DATA TO USE ▸
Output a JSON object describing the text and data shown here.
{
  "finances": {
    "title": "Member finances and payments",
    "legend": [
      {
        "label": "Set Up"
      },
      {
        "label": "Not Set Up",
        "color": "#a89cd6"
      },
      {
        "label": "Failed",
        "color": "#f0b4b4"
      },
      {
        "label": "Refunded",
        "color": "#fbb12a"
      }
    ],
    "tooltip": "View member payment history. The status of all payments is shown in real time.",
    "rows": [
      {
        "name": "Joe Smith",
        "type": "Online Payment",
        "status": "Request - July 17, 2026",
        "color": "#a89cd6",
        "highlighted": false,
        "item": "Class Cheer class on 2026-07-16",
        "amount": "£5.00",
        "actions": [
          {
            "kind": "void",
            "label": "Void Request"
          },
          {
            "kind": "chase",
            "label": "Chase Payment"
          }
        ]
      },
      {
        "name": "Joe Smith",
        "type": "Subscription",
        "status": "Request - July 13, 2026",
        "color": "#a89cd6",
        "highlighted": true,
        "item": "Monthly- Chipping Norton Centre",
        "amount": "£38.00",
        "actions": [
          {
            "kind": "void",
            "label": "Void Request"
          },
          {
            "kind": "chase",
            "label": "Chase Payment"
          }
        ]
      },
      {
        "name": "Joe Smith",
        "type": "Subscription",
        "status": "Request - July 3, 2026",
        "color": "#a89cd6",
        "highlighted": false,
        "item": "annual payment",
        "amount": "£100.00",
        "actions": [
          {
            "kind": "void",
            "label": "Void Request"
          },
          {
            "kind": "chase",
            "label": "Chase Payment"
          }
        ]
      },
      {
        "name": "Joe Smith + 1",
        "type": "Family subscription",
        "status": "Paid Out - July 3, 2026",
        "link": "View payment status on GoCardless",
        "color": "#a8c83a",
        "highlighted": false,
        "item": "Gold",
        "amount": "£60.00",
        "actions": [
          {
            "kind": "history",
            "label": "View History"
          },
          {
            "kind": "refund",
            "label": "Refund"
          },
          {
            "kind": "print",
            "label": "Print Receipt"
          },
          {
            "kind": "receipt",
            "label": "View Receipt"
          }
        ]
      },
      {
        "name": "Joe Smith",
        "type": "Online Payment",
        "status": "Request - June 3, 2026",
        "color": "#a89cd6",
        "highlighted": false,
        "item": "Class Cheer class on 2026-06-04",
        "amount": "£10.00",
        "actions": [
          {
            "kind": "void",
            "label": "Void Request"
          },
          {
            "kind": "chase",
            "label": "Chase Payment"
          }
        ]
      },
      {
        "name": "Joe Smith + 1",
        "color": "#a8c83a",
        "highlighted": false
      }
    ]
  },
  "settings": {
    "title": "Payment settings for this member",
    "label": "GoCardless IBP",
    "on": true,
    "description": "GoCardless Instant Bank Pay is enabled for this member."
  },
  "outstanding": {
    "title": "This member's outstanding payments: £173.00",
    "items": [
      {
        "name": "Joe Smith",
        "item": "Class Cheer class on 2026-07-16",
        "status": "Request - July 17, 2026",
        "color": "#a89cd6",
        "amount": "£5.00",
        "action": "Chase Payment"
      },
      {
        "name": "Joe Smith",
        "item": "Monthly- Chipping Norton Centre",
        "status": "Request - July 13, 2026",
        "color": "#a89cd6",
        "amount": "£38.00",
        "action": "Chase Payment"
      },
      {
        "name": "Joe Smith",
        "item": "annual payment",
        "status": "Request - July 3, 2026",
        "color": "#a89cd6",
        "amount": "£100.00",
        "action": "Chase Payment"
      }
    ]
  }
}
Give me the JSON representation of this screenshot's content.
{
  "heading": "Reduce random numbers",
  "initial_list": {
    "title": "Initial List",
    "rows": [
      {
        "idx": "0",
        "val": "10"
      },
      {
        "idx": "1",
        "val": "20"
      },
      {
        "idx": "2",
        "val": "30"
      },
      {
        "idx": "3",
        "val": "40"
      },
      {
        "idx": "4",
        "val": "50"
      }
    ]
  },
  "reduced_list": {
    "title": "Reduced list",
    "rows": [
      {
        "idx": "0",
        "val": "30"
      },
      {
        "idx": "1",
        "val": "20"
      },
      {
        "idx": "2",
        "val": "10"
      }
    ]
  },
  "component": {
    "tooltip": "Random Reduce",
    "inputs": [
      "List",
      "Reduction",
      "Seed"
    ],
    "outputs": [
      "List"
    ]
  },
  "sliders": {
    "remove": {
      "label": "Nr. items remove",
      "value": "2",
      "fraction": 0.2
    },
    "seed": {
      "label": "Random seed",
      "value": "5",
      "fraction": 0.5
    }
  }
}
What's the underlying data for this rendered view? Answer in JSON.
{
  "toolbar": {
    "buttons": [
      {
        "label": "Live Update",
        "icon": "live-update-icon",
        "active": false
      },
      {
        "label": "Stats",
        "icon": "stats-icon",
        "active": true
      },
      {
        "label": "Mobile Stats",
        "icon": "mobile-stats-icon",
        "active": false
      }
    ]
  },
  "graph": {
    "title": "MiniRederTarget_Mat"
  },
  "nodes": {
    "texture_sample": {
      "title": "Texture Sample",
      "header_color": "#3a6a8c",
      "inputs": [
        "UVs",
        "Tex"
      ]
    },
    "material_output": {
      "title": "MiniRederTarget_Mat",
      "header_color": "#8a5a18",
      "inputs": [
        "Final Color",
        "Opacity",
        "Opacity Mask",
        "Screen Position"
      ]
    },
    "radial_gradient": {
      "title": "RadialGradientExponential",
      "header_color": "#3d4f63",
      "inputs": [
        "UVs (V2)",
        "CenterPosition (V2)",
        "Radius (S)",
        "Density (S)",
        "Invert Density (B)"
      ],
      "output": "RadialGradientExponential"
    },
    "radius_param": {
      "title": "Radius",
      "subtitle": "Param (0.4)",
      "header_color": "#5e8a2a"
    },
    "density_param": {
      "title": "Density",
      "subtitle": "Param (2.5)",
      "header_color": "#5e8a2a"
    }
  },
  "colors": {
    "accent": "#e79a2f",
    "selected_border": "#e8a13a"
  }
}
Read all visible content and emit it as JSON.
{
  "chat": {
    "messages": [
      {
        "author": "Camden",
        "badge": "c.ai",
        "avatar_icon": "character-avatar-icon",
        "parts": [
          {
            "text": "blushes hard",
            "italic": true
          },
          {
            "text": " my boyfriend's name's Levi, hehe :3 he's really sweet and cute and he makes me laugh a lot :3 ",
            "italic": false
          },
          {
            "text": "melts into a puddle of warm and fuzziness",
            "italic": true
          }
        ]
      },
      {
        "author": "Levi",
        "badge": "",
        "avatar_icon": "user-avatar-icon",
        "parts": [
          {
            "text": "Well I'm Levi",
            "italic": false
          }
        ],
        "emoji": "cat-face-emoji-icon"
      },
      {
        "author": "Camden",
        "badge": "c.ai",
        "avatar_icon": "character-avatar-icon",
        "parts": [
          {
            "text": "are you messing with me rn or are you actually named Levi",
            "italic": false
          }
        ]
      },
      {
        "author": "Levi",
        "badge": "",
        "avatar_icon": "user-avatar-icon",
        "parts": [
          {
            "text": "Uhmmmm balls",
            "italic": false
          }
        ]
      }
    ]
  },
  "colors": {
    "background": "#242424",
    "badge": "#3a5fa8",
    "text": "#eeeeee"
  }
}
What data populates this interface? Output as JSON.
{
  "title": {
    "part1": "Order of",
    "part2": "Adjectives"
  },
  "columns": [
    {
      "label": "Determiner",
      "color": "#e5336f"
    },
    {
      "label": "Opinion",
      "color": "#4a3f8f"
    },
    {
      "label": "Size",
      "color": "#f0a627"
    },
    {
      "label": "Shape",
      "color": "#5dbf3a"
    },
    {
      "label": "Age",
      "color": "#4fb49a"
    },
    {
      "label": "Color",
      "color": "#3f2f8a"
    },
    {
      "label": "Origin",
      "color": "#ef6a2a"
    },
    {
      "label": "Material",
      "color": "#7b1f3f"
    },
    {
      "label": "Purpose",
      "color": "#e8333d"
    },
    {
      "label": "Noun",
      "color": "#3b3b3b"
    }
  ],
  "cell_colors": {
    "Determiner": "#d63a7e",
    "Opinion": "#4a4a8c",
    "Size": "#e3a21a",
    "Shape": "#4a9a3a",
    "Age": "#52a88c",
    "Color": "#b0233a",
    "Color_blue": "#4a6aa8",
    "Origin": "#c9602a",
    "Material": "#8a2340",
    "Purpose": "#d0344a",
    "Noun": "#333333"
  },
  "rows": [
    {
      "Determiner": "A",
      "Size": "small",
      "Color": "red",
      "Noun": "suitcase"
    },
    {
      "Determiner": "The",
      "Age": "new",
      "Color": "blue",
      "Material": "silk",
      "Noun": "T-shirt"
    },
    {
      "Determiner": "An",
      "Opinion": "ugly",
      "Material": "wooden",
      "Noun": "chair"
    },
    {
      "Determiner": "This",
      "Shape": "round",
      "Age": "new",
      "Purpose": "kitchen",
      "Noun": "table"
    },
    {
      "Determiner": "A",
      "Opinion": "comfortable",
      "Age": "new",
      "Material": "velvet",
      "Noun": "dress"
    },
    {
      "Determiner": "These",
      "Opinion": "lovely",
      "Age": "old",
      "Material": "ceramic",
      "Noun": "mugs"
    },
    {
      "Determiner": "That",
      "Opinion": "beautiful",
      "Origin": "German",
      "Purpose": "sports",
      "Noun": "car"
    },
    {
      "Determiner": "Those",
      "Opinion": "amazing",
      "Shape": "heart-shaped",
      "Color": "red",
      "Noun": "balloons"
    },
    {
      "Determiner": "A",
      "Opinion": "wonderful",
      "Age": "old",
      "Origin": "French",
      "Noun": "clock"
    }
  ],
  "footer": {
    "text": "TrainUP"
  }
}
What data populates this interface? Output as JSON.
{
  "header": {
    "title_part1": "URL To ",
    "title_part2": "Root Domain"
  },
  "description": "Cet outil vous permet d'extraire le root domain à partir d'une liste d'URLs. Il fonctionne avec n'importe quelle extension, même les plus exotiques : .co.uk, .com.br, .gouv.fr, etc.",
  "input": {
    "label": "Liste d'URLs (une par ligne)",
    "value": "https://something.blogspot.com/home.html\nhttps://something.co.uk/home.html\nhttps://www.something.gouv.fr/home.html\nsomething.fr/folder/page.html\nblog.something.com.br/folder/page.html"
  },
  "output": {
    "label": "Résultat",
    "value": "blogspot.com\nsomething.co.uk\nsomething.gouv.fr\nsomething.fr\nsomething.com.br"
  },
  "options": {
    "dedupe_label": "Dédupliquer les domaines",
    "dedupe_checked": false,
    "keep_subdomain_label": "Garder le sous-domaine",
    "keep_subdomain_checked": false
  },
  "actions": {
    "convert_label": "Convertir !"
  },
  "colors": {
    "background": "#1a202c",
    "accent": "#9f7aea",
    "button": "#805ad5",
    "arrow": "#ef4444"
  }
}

PROBLEM TO WORK ON ▸
Work out how many lines in the records above hold the string "nsomething", then give only that count.

FULL RESPONSE ▸
2